*REQUEST*:
Pick out every line of the entries below where "JSON" occurs, and copy those lines.

>> BEGIN

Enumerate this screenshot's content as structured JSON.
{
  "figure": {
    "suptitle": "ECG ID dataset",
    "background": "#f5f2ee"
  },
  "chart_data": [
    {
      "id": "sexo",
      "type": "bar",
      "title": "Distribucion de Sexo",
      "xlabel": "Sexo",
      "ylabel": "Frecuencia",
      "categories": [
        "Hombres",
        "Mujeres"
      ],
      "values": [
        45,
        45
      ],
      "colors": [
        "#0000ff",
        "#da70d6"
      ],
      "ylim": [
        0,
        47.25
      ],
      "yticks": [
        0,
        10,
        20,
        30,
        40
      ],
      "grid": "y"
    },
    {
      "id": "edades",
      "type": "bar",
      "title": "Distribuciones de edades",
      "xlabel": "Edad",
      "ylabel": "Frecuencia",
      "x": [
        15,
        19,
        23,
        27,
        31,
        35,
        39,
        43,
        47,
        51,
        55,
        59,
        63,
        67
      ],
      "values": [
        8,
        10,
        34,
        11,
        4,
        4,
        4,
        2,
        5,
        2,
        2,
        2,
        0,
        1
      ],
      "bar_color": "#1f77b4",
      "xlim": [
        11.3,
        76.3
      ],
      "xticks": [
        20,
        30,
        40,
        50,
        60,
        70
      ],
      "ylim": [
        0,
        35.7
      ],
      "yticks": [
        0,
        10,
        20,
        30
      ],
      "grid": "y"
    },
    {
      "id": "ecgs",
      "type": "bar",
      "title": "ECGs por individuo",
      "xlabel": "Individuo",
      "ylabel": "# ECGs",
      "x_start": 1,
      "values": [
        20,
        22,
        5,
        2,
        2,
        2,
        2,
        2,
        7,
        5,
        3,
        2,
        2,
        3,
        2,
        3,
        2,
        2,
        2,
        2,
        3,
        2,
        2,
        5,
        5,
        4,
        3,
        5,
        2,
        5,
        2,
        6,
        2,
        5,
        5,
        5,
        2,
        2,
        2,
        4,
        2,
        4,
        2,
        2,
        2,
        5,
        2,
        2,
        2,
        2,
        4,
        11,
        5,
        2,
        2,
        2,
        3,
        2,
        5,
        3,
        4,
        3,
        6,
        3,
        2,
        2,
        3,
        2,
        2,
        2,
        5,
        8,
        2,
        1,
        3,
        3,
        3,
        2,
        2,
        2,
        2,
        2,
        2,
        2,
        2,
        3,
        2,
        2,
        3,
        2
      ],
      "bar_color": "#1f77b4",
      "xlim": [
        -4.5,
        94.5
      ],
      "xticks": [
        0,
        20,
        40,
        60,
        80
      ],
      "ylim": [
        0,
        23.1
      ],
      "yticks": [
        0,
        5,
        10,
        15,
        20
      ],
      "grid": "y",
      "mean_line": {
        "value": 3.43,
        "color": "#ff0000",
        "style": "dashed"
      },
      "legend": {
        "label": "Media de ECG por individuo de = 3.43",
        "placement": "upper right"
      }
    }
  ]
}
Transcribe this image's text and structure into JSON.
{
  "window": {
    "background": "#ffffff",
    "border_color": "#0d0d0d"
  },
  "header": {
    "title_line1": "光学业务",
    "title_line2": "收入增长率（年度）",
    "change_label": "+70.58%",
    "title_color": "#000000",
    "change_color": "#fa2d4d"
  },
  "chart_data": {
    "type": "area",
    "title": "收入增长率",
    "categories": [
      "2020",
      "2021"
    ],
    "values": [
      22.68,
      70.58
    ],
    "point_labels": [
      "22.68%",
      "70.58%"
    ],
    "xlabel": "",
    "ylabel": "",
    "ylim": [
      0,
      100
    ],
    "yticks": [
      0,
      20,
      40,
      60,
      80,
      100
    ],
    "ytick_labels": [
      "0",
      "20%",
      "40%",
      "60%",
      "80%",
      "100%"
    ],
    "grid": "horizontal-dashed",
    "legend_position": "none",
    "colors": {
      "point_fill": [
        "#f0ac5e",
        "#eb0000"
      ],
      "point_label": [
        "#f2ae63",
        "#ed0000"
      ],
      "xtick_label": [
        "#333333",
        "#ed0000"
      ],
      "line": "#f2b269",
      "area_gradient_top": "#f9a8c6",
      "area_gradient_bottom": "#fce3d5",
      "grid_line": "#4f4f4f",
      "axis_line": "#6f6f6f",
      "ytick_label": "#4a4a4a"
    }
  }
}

>> END

*PROBLEM SOLUTION*:
Enumerate this screenshot's content as structured JSON.
Transcribe this image's text and structure into JSON.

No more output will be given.